- Dataset records
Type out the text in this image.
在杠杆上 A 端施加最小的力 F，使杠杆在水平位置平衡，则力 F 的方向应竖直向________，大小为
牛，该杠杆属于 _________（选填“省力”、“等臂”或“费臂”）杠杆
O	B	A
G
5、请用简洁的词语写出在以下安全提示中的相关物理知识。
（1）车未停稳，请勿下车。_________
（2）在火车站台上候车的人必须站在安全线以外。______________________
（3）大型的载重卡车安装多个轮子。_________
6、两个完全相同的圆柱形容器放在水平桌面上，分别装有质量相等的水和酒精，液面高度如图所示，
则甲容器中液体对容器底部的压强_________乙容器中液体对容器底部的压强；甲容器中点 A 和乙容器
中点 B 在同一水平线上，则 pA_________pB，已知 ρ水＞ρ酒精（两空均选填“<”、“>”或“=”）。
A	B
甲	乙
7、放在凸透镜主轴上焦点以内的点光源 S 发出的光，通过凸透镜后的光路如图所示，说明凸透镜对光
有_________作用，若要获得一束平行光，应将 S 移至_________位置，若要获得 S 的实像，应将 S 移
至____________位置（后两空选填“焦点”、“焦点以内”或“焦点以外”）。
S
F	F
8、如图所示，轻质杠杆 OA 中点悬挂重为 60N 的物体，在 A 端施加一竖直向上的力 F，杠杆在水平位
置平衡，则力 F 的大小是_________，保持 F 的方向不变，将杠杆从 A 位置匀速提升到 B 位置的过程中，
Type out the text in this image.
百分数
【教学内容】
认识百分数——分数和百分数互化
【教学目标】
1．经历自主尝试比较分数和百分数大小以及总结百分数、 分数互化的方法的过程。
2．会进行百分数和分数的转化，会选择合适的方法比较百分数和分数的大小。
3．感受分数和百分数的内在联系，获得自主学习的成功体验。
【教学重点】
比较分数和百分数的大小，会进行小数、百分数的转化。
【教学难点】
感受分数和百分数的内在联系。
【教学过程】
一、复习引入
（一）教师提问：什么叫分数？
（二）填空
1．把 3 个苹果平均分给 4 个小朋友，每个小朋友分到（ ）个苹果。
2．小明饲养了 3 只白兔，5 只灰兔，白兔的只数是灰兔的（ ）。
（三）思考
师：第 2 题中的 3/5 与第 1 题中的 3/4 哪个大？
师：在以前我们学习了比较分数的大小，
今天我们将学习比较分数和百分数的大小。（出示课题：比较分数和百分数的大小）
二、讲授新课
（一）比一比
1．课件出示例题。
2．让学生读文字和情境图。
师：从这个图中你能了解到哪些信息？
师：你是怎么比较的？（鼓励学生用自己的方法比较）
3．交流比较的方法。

- Given instruction
Every line of the records above needs to be given again exactly.

- Full response
Type out the text in this image.
在杠杆上 A 端施加最小的力 F，使杠杆在水平位置平衡，则力 F 的方向应竖直向________，大小为
牛，该杠杆属于 _________（选填“省力”、“等臂”或“费臂”）杠杆
O	B	A
G
5、请用简洁的词语写出在以下安全提示中的相关物理知识。
（1）车未停稳，请勿下车。_________
（2）在火车站台上候车的人必须站在安全线以外。______________________
（3）大型的载重卡车安装多个轮子。_________
6、两个完全相同的圆柱形容器放在水平桌面上，分别装有质量相等的水和酒精，液面高度如图所示，
则甲容器中液体对容器底部的压强_________乙容器中液体对容器底部的压强；甲容器中点 A 和乙容器
中点 B 在同一水平线上，则 pA_________pB，已知 ρ水＞ρ酒精（两空均选填“<”、“>”或“=”）。
A	B
甲	乙
7、放在凸透镜主轴上焦点以内的点光源 S 发出的光，通过凸透镜后的光路如图所示，说明凸透镜对光
有_________作用，若要获得一束平行光，应将 S 移至_________位置，若要获得 S 的实像，应将 S 移
至____________位置（后两空选填“焦点”、“焦点以内”或“焦点以外”）。
S
F	F
8、如图所示，轻质杠杆 OA 中点悬挂重为 60N 的物体，在 A 端施加一竖直向上的力 F，杠杆在水平位
置平衡，则力 F 的大小是_________，保持 F 的方向不变，将杠杆从 A 位置匀速提升到 B 位置的过程中，
Type out the text in this image.
百分数
【教学内容】
认识百分数——分数和百分数互化
【教学目标】
1．经历自主尝试比较分数和百分数大小以及总结百分数、 分数互化的方法的过程。
2．会进行百分数和分数的转化，会选择合适的方法比较百分数和分数的大小。
3．感受分数和百分数的内在联系，获得自主学习的成功体验。
【教学重点】
比较分数和百分数的大小，会进行小数、百分数的转化。
【教学难点】
感受分数和百分数的内在联系。
【教学过程】
一、复习引入
（一）教师提问：什么叫分数？
（二）填空
1．把 3 个苹果平均分给 4 个小朋友，每个小朋友分到（ ）个苹果。
2．小明饲养了 3 只白兔，5 只灰兔，白兔的只数是灰兔的（ ）。
（三）思考
师：第 2 题中的 3/5 与第 1 题中的 3/4 哪个大？
师：在以前我们学习了比较分数的大小，
今天我们将学习比较分数和百分数的大小。（出示课题：比较分数和百分数的大小）
二、讲授新课
（一）比一比
1．课件出示例题。
2．让学生读文字和情境图。
师：从这个图中你能了解到哪些信息？
师：你是怎么比较的？（鼓励学生用自己的方法比较）
3．交流比较的方法。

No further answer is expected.